Görev 1
Kayısı desteğine dair metne göre aşağıdakileri yanıtlayın:
(a) Bekir Şinasi Özdemir, Türkiye Ziraat Odaları Birliği'nde hangi görevdedir?
(b) Özdemir'e göre kayısıya hangi ürüne verilen gibi destek sağlanmalıdır?
(c) Türkiye, dünya kuru kayısı üretiminin yaklaşık yüzde kaçını gerçekleştirmektedir?

SON DAKİKA
SON DEPREMLER

Kayısıya Elazığ'dan Destek

0
Güncellendi - 2015-12-27 17:03:35
Kayısıya Elazığ'dan Destek
A- A+ PAYLAŞ

Türkiye Ziraat Odaları Birliği (TZOB) Yönetim Kurulu Üyesi ve Elazığ Ziraat Odası Meclis Başkanı Bekir Şinasi Özdemir, kayısıya da fındık gibi destek sağlanması gerektiğini belirterek, “Kayısı milli ürünler statüsünde değerlendirilmeli ve önemsenmelidir” dedi.

Özdemir, yaptığı açıklamada, Türkiye’nin dünya kuru kayısı üretiminin yaklaşık yüzde 75’ini gerçekleştirdiğini vurgulayarak, bölge ve ülke için değeri çok büyük olan kayısının mutlak surette desteklenmesi ve kilogram bazında prim verilmesi gerektiğini vurguladı.

Görev 2
Satırlardan kaçı "Stop" dizesini içeriyor? Yalnızca sayıyı yazın ve büyük-küçük harf ayrımına dikkat edin.

Veri Seti İçeriği

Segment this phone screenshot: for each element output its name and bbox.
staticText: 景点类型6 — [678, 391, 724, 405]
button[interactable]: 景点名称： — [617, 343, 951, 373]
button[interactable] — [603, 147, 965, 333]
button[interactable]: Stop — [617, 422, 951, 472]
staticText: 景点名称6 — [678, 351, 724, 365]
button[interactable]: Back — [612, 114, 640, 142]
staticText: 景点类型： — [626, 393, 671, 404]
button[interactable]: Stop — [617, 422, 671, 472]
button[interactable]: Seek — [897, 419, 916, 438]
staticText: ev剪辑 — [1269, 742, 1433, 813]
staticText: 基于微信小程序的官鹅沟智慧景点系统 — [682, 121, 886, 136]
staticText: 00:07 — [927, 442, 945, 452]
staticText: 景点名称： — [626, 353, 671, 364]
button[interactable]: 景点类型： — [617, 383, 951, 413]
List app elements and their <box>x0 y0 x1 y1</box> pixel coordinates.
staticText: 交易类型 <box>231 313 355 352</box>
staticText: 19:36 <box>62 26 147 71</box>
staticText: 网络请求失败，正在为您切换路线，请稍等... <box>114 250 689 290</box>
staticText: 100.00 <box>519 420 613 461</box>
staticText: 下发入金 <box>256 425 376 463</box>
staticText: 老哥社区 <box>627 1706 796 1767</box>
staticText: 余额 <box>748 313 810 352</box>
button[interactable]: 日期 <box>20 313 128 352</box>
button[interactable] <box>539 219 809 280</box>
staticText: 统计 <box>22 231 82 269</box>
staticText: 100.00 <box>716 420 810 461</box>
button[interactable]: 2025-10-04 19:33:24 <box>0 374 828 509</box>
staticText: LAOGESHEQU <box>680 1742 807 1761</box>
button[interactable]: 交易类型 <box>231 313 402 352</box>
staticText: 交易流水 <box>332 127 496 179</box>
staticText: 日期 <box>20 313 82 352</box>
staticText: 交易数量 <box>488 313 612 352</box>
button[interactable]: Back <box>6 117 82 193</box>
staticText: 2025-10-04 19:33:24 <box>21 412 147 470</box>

Tam Cevap 1
(a) Yönetim Kurulu Üyesidir.
(b) Fındık.
(c) Yaklaşık yüzde 75'ini.

Tam Cevap 2
2